Data supplied:

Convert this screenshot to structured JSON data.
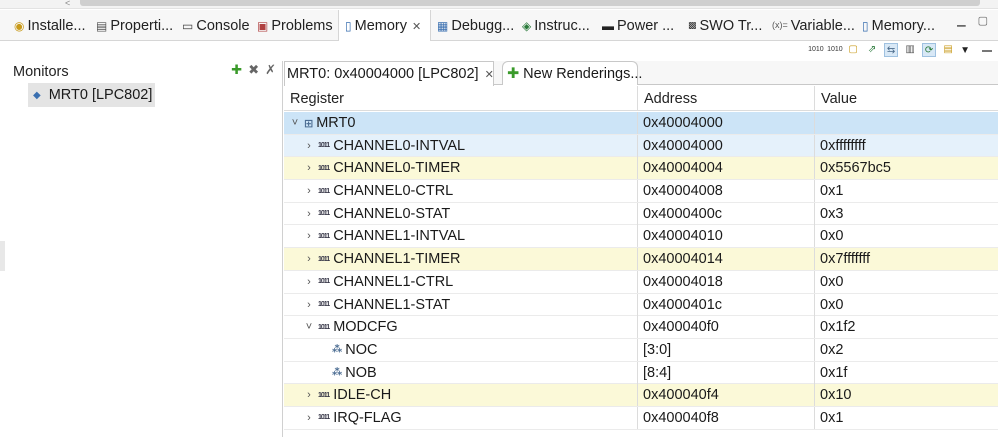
{
  "tabs": [
    {
      "label": "Installe...",
      "icon": "installed-icon"
    },
    {
      "label": "Properti...",
      "icon": "properties-icon"
    },
    {
      "label": "Console",
      "icon": "console-icon"
    },
    {
      "label": "Problems",
      "icon": "problems-icon"
    },
    {
      "label": "Memory",
      "icon": "memory-icon",
      "active": true
    },
    {
      "label": "Debugg...",
      "icon": "debugger-icon"
    },
    {
      "label": "Instruc...",
      "icon": "instruction-icon"
    },
    {
      "label": "Power ...",
      "icon": "power-icon"
    },
    {
      "label": "SWO Tr...",
      "icon": "swo-icon"
    },
    {
      "label": "Variable...",
      "icon": "variables-icon"
    },
    {
      "label": "Memory...",
      "icon": "memory-icon"
    }
  ],
  "monitors": {
    "title": "Monitors",
    "items": [
      "MRT0 [LPC802]"
    ]
  },
  "renderings": {
    "active_tab": "MRT0: 0x40004000 [LPC802]",
    "new_tab": "New Renderings..."
  },
  "table": {
    "headers": [
      "Register",
      "Address",
      "Value"
    ],
    "rows": [
      {
        "name": "MRT0",
        "address": "0x40004000",
        "value": "",
        "expand": "˅",
        "kind": "peripheral",
        "state": "selected",
        "indent": 0
      },
      {
        "name": "CHANNEL0-INTVAL",
        "address": "0x40004000",
        "value": "0xffffffff",
        "expand": "›",
        "kind": "register",
        "state": "lightblue",
        "indent": 1
      },
      {
        "name": "CHANNEL0-TIMER",
        "address": "0x40004004",
        "value": "0x5567bc5",
        "expand": "›",
        "kind": "register",
        "state": "changed",
        "indent": 1
      },
      {
        "name": "CHANNEL0-CTRL",
        "address": "0x40004008",
        "value": "0x1",
        "expand": "›",
        "kind": "register",
        "state": "",
        "indent": 1
      },
      {
        "name": "CHANNEL0-STAT",
        "address": "0x4000400c",
        "value": "0x3",
        "expand": "›",
        "kind": "register",
        "state": "",
        "indent": 1
      },
      {
        "name": "CHANNEL1-INTVAL",
        "address": "0x40004010",
        "value": "0x0",
        "expand": "›",
        "kind": "register",
        "state": "",
        "indent": 1
      },
      {
        "name": "CHANNEL1-TIMER",
        "address": "0x40004014",
        "value": "0x7fffffff",
        "expand": "›",
        "kind": "register",
        "state": "changed",
        "indent": 1
      },
      {
        "name": "CHANNEL1-CTRL",
        "address": "0x40004018",
        "value": "0x0",
        "expand": "›",
        "kind": "register",
        "state": "",
        "indent": 1
      },
      {
        "name": "CHANNEL1-STAT",
        "address": "0x4000401c",
        "value": "0x0",
        "expand": "›",
        "kind": "register",
        "state": "",
        "indent": 1
      },
      {
        "name": "MODCFG",
        "address": "0x400040f0",
        "value": "0x1f2",
        "expand": "˅",
        "kind": "register",
        "state": "",
        "indent": 1
      },
      {
        "name": "NOC",
        "address": "[3:0]",
        "value": "0x2",
        "expand": "",
        "kind": "field",
        "state": "",
        "indent": 2
      },
      {
        "name": "NOB",
        "address": "[8:4]",
        "value": "0x1f",
        "expand": "",
        "kind": "field",
        "state": "",
        "indent": 2
      },
      {
        "name": "IDLE-CH",
        "address": "0x400040f4",
        "value": "0x10",
        "expand": "›",
        "kind": "register",
        "state": "changed",
        "indent": 1
      },
      {
        "name": "IRQ-FLAG",
        "address": "0x400040f8",
        "value": "0x1",
        "expand": "›",
        "kind": "register",
        "state": "",
        "indent": 1
      }
    ]
  }
}
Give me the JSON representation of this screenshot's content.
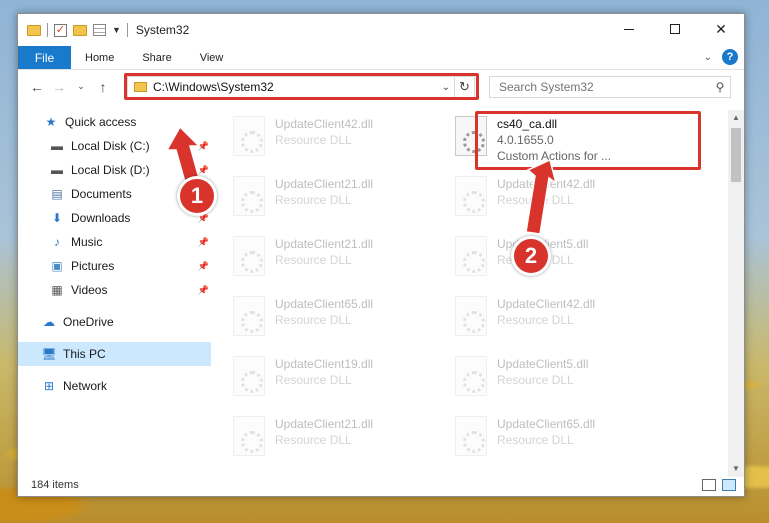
{
  "window": {
    "title": "System32"
  },
  "ribbon": {
    "tabs": [
      "File",
      "Home",
      "Share",
      "View"
    ]
  },
  "nav": {
    "address": "C:\\Windows\\System32",
    "search_placeholder": "Search System32"
  },
  "sidebar": {
    "items": [
      {
        "label": "Quick access"
      },
      {
        "label": "Local Disk (C:)"
      },
      {
        "label": "Local Disk (D:)"
      },
      {
        "label": "Documents"
      },
      {
        "label": "Downloads"
      },
      {
        "label": "Music"
      },
      {
        "label": "Pictures"
      },
      {
        "label": "Videos"
      },
      {
        "label": "OneDrive"
      },
      {
        "label": "This PC"
      },
      {
        "label": "Network"
      }
    ]
  },
  "files": {
    "highlighted": {
      "name": "cs40_ca.dll",
      "version": "4.0.1655.0",
      "description": "Custom Actions for ..."
    },
    "left_column": [
      {
        "name": "UpdateClient42.dll",
        "desc": "Resource DLL"
      },
      {
        "name": "UpdateClient21.dll",
        "desc": "Resource DLL"
      },
      {
        "name": "UpdateClient21.dll",
        "desc": "Resource DLL"
      },
      {
        "name": "UpdateClient65.dll",
        "desc": "Resource DLL"
      },
      {
        "name": "UpdateClient19.dll",
        "desc": "Resource DLL"
      },
      {
        "name": "UpdateClient21.dll",
        "desc": "Resource DLL"
      }
    ],
    "right_column": [
      {
        "name": "UpdateClient42.dll",
        "desc": "Resource DLL"
      },
      {
        "name": "UpdateClient5.dll",
        "desc": "Resource DLL"
      },
      {
        "name": "UpdateClient42.dll",
        "desc": "Resource DLL"
      },
      {
        "name": "UpdateClient5.dll",
        "desc": "Resource DLL"
      },
      {
        "name": "UpdateClient65.dll",
        "desc": "Resource DLL"
      }
    ]
  },
  "status": {
    "items": "184 items"
  },
  "annotations": {
    "step1": "1",
    "step2": "2",
    "color": "#d9342b"
  }
}
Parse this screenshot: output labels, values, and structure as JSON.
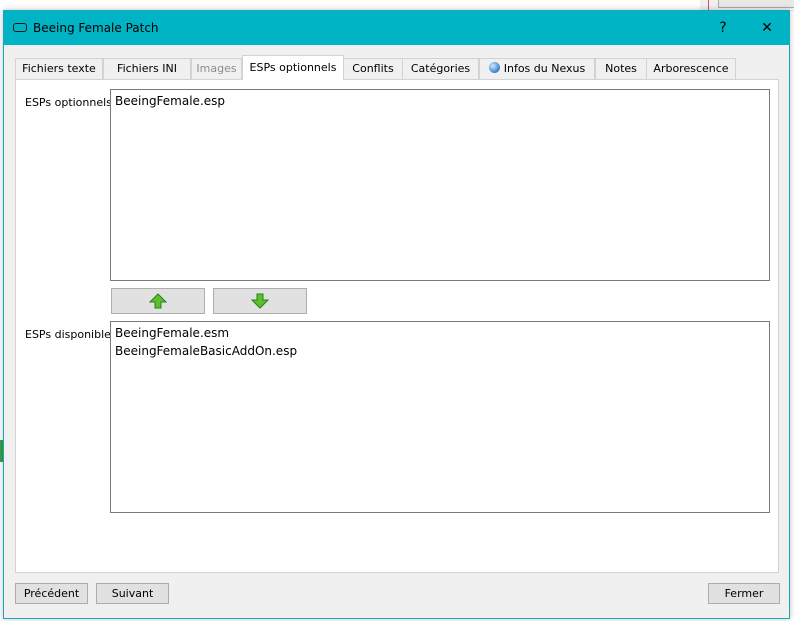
{
  "window": {
    "title": "Beeing Female Patch",
    "help_label": "?",
    "close_label": "✕"
  },
  "tabs": [
    {
      "label": "Fichiers texte",
      "state": "normal"
    },
    {
      "label": "Fichiers INI",
      "state": "normal"
    },
    {
      "label": "Images",
      "state": "disabled"
    },
    {
      "label": "ESPs optionnels",
      "state": "active"
    },
    {
      "label": "Conflits",
      "state": "normal"
    },
    {
      "label": "Catégories",
      "state": "normal"
    },
    {
      "label": "Infos du Nexus",
      "state": "normal",
      "icon": "globe-icon"
    },
    {
      "label": "Notes",
      "state": "normal"
    },
    {
      "label": "Arborescence",
      "state": "normal"
    }
  ],
  "optional": {
    "label": "ESPs optionnels",
    "items": [
      "BeeingFemale.esp"
    ]
  },
  "move_buttons": {
    "up_icon": "green-up-arrow-icon",
    "down_icon": "green-down-arrow-icon"
  },
  "available": {
    "label": "ESPs disponibles",
    "items": [
      "BeeingFemale.esm",
      "BeeingFemaleBasicAddOn.esp"
    ]
  },
  "footer": {
    "prev_label": "Précédent",
    "next_label": "Suivant",
    "close_label": "Fermer"
  },
  "colors": {
    "titlebar": "#00b4c6",
    "arrow_green": "#4caf2a"
  }
}
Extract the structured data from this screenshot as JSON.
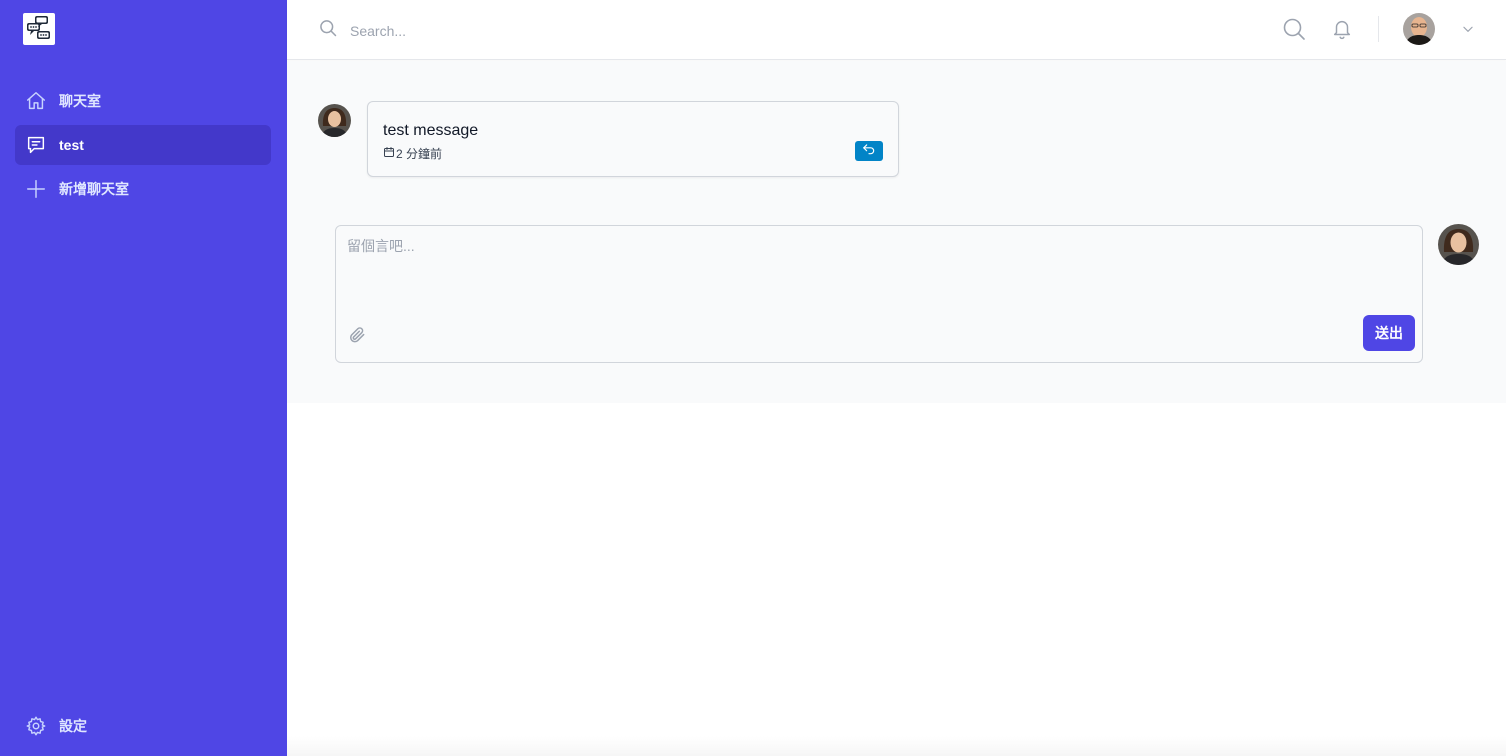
{
  "sidebar": {
    "items": [
      {
        "label": "聊天室",
        "icon": "home-icon"
      },
      {
        "label": "test",
        "icon": "chat-bubble-icon",
        "active": true
      },
      {
        "label": "新增聊天室",
        "icon": "plus-icon"
      }
    ],
    "settings_label": "設定"
  },
  "header": {
    "search_placeholder": "Search..."
  },
  "messages": [
    {
      "text": "test message",
      "time": "2 分鐘前"
    }
  ],
  "composer": {
    "placeholder": "留個言吧...",
    "send_label": "送出"
  },
  "colors": {
    "accent": "#4f46e5",
    "accent_dark": "#4338ca",
    "reply": "#0284c7"
  }
}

Set task: Transcribe all entries above exactly. Drop the pictures.

Exercise answer:
Convert this screenshot to structured JSON data.
{
  "tabs": [
    {
      "label": "Installe...",
      "icon": "installed-icon"
    },
    {
      "label": "Properti...",
      "icon": "properties-icon"
    },
    {
      "label": "Console",
      "icon": "console-icon"
    },
    {
      "label": "Problems",
      "icon": "problems-icon"
    },
    {
      "label": "Memory",
      "icon": "memory-icon",
      "active": true
    },
    {
      "label": "Debugg...",
      "icon": "debugger-icon"
    },
    {
      "label": "Instruc...",
      "icon": "instruction-icon"
    },
    {
      "label": "Power ...",
      "icon": "power-icon"
    },
    {
      "label": "SWO Tr...",
      "icon": "swo-icon"
    },
    {
      "label": "Variable...",
      "icon": "variables-icon"
    },
    {
      "label": "Memory...",
      "icon": "memory-icon"
    }
  ],
  "monitors": {
    "title": "Monitors",
    "items": [
      "MRT0 [LPC802]"
    ]
  },
  "renderings": {
    "active_tab": "MRT0: 0x40004000 [LPC802]",
    "new_tab": "New Renderings..."
  },
  "table": {
    "headers": [
      "Register",
      "Address",
      "Value"
    ],
    "rows": [
      {
        "name": "MRT0",
        "address": "0x40004000",
        "value": "",
        "expand": "˅",
        "kind": "peripheral",
        "state": "selected",
        "indent": 0
      },
      {
        "name": "CHANNEL0-INTVAL",
        "address": "0x40004000",
        "value": "0xffffffff",
        "expand": "›",
        "kind": "register",
        "state": "lightblue",
        "indent": 1
      },
      {
        "name": "CHANNEL0-TIMER",
        "address": "0x40004004",
        "value": "0x5567bc5",
        "expand": "›",
        "kind": "register",
        "state": "changed",
        "indent": 1
      },
      {
        "name": "CHANNEL0-CTRL",
        "address": "0x40004008",
        "value": "0x1",
        "expand": "›",
        "kind": "register",
        "state": "",
        "indent": 1
      },
      {
        "name": "CHANNEL0-STAT",
        "address": "0x4000400c",
        "value": "0x3",
        "expand": "›",
        "kind": "register",
        "state": "",
        "indent": 1
      },
      {
        "name": "CHANNEL1-INTVAL",
        "address": "0x40004010",
        "value": "0x0",
        "expand": "›",
        "kind": "register",
        "state": "",
        "indent": 1
      },
      {
        "name": "CHANNEL1-TIMER",
        "address": "0x40004014",
        "value": "0x7fffffff",
        "expand": "›",
        "kind": "register",
        "state": "changed",
        "indent": 1
      },
      {
        "name": "CHANNEL1-CTRL",
        "address": "0x40004018",
        "value": "0x0",
        "expand": "›",
        "kind": "register",
        "state": "",
        "indent": 1
      },
      {
        "name": "CHANNEL1-STAT",
        "address": "0x4000401c",
        "value": "0x0",
        "expand": "›",
        "kind": "register",
        "state": "",
        "indent": 1
      },
      {
        "name": "MODCFG",
        "address": "0x400040f0",
        "value": "0x1f2",
        "expand": "˅",
        "kind": "register",
        "state": "",
        "indent": 1
      },
      {
        "name": "NOC",
        "address": "[3:0]",
        "value": "0x2",
        "expand": "",
        "kind": "field",
        "state": "",
        "indent": 2
      },
      {
        "name": "NOB",
        "address": "[8:4]",
        "value": "0x1f",
        "expand": "",
        "kind": "field",
        "state": "",
        "indent": 2
      },
      {
        "name": "IDLE-CH",
        "address": "0x400040f4",
        "value": "0x10",
        "expand": "›",
        "kind": "register",
        "state": "changed",
        "indent": 1
      },
      {
        "name": "IRQ-FLAG",
        "address": "0x400040f8",
        "value": "0x1",
        "expand": "›",
        "kind": "register",
        "state": "",
        "indent": 1
      }
    ]
  }
}
Give me the JSON representation of this screenshot's content.
{
  "window": {
    "title": "System32"
  },
  "ribbon": {
    "tabs": [
      "File",
      "Home",
      "Share",
      "View"
    ]
  },
  "nav": {
    "address": "C:\\Windows\\System32",
    "search_placeholder": "Search System32"
  },
  "sidebar": {
    "items": [
      {
        "label": "Quick access"
      },
      {
        "label": "Local Disk (C:)"
      },
      {
        "label": "Local Disk (D:)"
      },
      {
        "label": "Documents"
      },
      {
        "label": "Downloads"
      },
      {
        "label": "Music"
      },
      {
        "label": "Pictures"
      },
      {
        "label": "Videos"
      },
      {
        "label": "OneDrive"
      },
      {
        "label": "This PC"
      },
      {
        "label": "Network"
      }
    ]
  },
  "files": {
    "highlighted": {
      "name": "cs40_ca.dll",
      "version": "4.0.1655.0",
      "description": "Custom Actions for ..."
    },
    "left_column": [
      {
        "name": "UpdateClient42.dll",
        "desc": "Resource DLL"
      },
      {
        "name": "UpdateClient21.dll",
        "desc": "Resource DLL"
      },
      {
        "name": "UpdateClient21.dll",
        "desc": "Resource DLL"
      },
      {
        "name": "UpdateClient65.dll",
        "desc": "Resource DLL"
      },
      {
        "name": "UpdateClient19.dll",
        "desc": "Resource DLL"
      },
      {
        "name": "UpdateClient21.dll",
        "desc": "Resource DLL"
      }
    ],
    "right_column": [
      {
        "name": "UpdateClient42.dll",
        "desc": "Resource DLL"
      },
      {
        "name": "UpdateClient5.dll",
        "desc": "Resource DLL"
      },
      {
        "name": "UpdateClient42.dll",
        "desc": "Resource DLL"
      },
      {
        "name": "UpdateClient5.dll",
        "desc": "Resource DLL"
      },
      {
        "name": "UpdateClient65.dll",
        "desc": "Resource DLL"
      }
    ]
  },
  "status": {
    "items": "184 items"
  },
  "annotations": {
    "step1": "1",
    "step2": "2",
    "color": "#d9342b"
  }
}
Parse this screenshot: output labels, values, and structure as JSON.
{
  "window": {
    "title": "Beeing Female Patch",
    "help_label": "?",
    "close_label": "✕"
  },
  "tabs": [
    {
      "label": "Fichiers texte",
      "state": "normal"
    },
    {
      "label": "Fichiers INI",
      "state": "normal"
    },
    {
      "label": "Images",
      "state": "disabled"
    },
    {
      "label": "ESPs optionnels",
      "state": "active"
    },
    {
      "label": "Conflits",
      "state": "normal"
    },
    {
      "label": "Catégories",
      "state": "normal"
    },
    {
      "label": "Infos du Nexus",
      "state": "normal",
      "icon": "globe-icon"
    },
    {
      "label": "Notes",
      "state": "normal"
    },
    {
      "label": "Arborescence",
      "state": "normal"
    }
  ],
  "optional": {
    "label": "ESPs optionnels",
    "items": [
      "BeeingFemale.esp"
    ]
  },
  "move_buttons": {
    "up_icon": "green-up-arrow-icon",
    "down_icon": "green-down-arrow-icon"
  },
  "available": {
    "label": "ESPs disponibles",
    "items": [
      "BeeingFemale.esm",
      "BeeingFemaleBasicAddOn.esp"
    ]
  },
  "footer": {
    "prev_label": "Précédent",
    "next_label": "Suivant",
    "close_label": "Fermer"
  },
  "colors": {
    "titlebar": "#00b4c6",
    "arrow_green": "#4caf2a"
  }
}
Extract the structured data from this screenshot as JSON.
{
  "sidebar": {
    "items": [
      {
        "label": "聊天室",
        "icon": "home-icon"
      },
      {
        "label": "test",
        "icon": "chat-bubble-icon",
        "active": true
      },
      {
        "label": "新增聊天室",
        "icon": "plus-icon"
      }
    ],
    "settings_label": "設定"
  },
  "header": {
    "search_placeholder": "Search..."
  },
  "messages": [
    {
      "text": "test message",
      "time": "2 分鐘前"
    }
  ],
  "composer": {
    "placeholder": "留個言吧...",
    "send_label": "送出"
  },
  "colors": {
    "accent": "#4f46e5",
    "accent_dark": "#4338ca",
    "reply": "#0284c7"
  }
}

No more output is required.